WHAT THIS TASK INVOLVES ->
Can you pull out each line of the data below that includes the word "xlabel"?

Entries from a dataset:
◆ ◆ ◆ ◆ ◆
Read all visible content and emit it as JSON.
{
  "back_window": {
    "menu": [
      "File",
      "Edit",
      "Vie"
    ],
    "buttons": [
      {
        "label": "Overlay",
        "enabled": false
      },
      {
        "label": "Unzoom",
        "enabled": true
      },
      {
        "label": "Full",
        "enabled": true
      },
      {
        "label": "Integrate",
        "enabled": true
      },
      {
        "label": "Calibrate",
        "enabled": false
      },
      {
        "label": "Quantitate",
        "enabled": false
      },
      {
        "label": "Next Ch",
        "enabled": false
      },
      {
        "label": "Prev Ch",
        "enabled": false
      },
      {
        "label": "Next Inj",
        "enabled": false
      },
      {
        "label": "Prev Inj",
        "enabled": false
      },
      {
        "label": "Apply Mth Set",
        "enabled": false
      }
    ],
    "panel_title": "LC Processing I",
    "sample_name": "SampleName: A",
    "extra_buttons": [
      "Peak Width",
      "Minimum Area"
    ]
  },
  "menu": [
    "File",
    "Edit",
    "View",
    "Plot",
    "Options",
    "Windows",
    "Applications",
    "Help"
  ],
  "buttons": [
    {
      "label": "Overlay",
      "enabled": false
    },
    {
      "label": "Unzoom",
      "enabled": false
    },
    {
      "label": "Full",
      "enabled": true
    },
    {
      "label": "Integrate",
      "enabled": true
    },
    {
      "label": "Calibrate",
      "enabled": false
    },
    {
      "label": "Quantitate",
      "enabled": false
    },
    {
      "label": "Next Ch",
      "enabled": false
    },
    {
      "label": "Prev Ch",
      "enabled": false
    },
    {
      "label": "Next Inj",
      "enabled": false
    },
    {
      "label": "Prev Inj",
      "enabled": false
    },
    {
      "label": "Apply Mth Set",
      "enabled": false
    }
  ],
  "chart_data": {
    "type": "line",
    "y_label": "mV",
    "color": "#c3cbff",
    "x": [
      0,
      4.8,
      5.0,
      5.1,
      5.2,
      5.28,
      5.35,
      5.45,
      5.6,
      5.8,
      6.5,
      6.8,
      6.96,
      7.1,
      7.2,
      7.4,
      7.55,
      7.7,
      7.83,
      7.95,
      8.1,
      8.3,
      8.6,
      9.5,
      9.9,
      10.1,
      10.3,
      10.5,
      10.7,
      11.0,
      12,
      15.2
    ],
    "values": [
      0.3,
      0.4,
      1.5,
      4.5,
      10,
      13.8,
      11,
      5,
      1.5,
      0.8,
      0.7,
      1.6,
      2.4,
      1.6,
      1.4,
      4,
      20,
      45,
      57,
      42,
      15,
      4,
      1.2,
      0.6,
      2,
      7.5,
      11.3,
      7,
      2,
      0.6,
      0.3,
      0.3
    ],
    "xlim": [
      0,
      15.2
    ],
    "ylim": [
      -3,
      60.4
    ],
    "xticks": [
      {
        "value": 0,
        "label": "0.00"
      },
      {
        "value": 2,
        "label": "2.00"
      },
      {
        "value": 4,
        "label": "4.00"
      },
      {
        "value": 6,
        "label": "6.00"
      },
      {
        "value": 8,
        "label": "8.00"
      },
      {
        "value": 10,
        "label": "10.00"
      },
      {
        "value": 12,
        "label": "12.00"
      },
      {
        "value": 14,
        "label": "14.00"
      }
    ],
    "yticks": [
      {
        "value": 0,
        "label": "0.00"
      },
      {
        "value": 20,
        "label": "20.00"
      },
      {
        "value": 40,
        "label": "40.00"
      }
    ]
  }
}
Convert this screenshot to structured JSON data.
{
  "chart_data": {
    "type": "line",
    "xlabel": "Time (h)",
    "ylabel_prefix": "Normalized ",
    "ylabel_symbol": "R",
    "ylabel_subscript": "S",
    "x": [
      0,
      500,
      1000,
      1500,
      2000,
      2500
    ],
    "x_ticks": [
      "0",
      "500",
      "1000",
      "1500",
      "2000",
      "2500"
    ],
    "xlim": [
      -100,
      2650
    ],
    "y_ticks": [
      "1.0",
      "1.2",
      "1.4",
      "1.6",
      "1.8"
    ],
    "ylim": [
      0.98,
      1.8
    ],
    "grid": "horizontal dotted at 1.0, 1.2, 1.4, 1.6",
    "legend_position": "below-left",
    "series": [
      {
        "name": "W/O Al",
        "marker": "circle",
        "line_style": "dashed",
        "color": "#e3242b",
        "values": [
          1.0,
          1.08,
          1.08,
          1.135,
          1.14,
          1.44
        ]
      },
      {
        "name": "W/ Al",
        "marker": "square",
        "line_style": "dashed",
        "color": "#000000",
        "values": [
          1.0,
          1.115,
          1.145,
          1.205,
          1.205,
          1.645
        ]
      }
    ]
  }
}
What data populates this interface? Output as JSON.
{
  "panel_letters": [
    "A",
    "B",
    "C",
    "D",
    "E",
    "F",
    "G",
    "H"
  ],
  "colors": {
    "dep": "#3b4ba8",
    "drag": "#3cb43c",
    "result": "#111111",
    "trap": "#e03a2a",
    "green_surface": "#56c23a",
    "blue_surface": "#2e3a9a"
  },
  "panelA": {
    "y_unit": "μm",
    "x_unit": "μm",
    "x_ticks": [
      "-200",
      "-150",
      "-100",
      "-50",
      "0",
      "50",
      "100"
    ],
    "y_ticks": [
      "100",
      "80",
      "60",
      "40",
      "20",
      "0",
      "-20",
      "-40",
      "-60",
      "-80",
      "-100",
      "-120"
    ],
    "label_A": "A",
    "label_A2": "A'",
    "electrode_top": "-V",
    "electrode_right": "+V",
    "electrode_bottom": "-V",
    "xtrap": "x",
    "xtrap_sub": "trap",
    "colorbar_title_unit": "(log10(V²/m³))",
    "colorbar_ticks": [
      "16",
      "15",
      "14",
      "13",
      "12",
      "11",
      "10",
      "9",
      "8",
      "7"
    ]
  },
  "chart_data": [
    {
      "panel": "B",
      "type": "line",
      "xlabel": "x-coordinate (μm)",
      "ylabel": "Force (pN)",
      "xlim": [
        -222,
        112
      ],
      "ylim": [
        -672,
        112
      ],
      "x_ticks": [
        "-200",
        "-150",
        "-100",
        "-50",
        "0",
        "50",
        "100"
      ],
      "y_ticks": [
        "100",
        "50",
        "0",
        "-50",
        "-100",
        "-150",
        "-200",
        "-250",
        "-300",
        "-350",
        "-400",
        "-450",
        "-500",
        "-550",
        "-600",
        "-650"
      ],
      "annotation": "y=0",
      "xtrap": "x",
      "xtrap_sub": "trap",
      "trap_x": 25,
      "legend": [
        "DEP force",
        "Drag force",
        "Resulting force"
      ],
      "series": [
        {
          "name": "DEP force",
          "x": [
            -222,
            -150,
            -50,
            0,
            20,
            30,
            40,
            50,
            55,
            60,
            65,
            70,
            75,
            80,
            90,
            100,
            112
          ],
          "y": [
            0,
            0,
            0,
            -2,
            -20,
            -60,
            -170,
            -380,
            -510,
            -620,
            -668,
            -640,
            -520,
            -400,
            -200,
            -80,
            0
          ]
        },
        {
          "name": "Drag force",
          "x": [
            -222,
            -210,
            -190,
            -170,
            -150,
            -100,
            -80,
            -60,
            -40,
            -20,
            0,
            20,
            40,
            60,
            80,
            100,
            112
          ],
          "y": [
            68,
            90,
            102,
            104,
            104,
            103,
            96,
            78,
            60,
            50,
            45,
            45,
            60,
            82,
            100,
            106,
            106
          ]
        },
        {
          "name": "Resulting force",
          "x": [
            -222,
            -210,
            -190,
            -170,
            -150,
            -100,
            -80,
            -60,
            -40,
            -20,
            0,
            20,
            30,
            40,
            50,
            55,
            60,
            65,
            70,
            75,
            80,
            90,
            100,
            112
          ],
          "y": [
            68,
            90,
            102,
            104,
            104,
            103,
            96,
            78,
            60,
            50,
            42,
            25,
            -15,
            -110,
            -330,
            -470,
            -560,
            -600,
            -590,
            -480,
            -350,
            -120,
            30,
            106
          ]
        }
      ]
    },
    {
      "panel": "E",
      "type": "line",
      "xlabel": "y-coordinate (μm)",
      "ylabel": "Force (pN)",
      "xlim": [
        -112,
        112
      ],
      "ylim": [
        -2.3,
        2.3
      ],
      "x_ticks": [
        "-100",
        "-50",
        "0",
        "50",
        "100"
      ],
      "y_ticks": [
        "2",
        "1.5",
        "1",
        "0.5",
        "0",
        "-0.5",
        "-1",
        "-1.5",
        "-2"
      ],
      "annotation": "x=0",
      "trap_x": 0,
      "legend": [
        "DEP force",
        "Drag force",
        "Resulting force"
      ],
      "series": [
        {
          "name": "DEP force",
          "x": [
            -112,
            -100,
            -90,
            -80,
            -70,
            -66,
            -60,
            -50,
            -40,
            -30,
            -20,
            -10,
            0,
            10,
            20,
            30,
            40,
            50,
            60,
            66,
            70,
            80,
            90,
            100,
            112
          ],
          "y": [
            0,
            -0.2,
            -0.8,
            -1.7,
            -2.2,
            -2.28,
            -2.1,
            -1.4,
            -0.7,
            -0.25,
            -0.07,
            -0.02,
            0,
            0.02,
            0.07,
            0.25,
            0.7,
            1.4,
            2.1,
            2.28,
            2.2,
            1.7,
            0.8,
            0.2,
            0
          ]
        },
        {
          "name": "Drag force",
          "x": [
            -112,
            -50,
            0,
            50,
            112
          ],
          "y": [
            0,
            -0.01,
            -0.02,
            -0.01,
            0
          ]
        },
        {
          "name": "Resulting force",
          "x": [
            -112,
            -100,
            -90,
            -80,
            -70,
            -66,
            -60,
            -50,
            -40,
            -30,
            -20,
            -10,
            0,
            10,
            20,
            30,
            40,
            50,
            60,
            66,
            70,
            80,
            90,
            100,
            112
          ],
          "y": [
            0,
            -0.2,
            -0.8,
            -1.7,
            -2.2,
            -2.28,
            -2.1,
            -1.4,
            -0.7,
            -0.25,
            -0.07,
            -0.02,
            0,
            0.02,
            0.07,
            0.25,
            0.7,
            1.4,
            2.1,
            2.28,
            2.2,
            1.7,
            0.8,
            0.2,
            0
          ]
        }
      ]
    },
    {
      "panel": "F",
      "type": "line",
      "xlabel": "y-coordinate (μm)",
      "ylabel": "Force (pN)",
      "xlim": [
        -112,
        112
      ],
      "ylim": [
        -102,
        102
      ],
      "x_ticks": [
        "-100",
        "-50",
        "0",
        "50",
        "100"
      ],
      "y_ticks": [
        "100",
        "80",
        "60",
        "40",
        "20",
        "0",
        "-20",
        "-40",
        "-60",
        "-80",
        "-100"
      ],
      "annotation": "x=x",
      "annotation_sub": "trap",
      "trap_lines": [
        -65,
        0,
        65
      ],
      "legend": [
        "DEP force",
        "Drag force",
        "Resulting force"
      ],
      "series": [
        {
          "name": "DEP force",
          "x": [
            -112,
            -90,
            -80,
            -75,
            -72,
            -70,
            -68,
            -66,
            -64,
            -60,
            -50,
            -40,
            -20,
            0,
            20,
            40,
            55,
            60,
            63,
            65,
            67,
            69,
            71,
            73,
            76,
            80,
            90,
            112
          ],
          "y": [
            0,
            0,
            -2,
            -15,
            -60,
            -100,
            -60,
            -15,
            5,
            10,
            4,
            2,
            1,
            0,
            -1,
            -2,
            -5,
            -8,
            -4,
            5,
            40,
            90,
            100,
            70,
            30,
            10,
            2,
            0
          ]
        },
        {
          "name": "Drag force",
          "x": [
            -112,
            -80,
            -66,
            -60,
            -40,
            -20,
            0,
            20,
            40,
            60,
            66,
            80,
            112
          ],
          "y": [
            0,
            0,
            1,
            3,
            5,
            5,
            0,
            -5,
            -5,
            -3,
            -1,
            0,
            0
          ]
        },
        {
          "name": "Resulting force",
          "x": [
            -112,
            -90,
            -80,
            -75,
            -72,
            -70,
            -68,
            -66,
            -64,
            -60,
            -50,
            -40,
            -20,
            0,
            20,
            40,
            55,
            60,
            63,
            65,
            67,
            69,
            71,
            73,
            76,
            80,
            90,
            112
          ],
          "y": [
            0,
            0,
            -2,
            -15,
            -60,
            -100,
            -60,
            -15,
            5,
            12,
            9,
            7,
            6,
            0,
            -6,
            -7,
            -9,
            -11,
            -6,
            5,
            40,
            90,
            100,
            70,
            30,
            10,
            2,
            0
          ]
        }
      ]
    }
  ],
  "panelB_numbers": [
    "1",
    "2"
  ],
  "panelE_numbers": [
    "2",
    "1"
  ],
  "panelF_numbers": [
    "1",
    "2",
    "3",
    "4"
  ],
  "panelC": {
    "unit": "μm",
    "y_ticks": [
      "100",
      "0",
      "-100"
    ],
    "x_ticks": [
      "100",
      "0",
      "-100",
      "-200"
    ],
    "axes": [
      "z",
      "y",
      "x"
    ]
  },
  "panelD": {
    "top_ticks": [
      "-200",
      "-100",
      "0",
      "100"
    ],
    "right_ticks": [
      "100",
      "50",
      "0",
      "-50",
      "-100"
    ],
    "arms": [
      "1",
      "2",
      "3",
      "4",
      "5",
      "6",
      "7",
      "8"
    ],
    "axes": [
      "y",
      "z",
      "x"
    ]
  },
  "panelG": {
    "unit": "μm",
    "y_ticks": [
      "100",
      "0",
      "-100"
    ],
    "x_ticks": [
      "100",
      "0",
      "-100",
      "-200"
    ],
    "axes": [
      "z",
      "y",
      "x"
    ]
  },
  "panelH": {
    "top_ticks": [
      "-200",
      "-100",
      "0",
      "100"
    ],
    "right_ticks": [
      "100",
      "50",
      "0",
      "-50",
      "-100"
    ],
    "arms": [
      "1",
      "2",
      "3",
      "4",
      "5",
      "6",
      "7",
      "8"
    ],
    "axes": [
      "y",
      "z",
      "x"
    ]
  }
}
◆ ◆ ◆ ◆ ◆
FINISHED EXERCISE ->
    "xlabel": "Time (h)",
      "xlabel": "x-coordinate (μm)",
      "xlabel": "y-coordinate (μm)",
      "xlabel": "y-coordinate (μm)",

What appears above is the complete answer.